*** Data under study Section Begins ***
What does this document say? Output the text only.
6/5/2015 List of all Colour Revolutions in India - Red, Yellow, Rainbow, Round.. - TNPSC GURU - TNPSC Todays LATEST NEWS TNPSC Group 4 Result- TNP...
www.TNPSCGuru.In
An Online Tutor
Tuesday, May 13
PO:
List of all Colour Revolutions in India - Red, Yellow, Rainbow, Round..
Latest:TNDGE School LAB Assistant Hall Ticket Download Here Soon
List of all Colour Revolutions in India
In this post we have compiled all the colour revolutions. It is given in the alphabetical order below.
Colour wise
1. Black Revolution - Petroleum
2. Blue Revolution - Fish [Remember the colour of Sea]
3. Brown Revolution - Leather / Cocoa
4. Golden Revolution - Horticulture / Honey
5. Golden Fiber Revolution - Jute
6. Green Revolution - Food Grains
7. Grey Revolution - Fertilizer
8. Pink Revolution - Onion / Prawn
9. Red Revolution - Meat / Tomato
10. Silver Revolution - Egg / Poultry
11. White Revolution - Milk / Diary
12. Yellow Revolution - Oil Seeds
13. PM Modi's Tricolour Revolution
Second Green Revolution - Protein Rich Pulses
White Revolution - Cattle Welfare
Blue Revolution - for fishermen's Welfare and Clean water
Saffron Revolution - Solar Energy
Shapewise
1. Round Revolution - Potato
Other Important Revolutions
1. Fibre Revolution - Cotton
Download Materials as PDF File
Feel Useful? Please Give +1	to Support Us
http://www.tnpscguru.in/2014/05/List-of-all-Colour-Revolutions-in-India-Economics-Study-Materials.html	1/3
*** Data under study Section Ends ***
_Problem to work on:_ From the first line to the last, return the data exactly as written.

_Answer to this exercise:_
What does this document say? Output the text only.
6/5/2015 List of all Colour Revolutions in India - Red, Yellow, Rainbow, Round.. - TNPSC GURU - TNPSC Todays LATEST NEWS TNPSC Group 4 Result- TNP...
www.TNPSCGuru.In
An Online Tutor
Tuesday, May 13
PO:
List of all Colour Revolutions in India - Red, Yellow, Rainbow, Round..
Latest:TNDGE School LAB Assistant Hall Ticket Download Here Soon
List of all Colour Revolutions in India
In this post we have compiled all the colour revolutions. It is given in the alphabetical order below.
Colour wise
1. Black Revolution - Petroleum
2. Blue Revolution - Fish [Remember the colour of Sea]
3. Brown Revolution - Leather / Cocoa
4. Golden Revolution - Horticulture / Honey
5. Golden Fiber Revolution - Jute
6. Green Revolution - Food Grains
7. Grey Revolution - Fertilizer
8. Pink Revolution - Onion / Prawn
9. Red Revolution - Meat / Tomato
10. Silver Revolution - Egg / Poultry
11. White Revolution - Milk / Diary
12. Yellow Revolution - Oil Seeds
13. PM Modi's Tricolour Revolution
Second Green Revolution - Protein Rich Pulses
White Revolution - Cattle Welfare
Blue Revolution - for fishermen's Welfare and Clean water
Saffron Revolution - Solar Energy
Shapewise
1. Round Revolution - Potato
Other Important Revolutions
1. Fibre Revolution - Cotton
Download Materials as PDF File
Feel Useful? Please Give +1	to Support Us
http://www.tnpscguru.in/2014/05/List-of-all-Colour-Revolutions-in-India-Economics-Study-Materials.html	1/3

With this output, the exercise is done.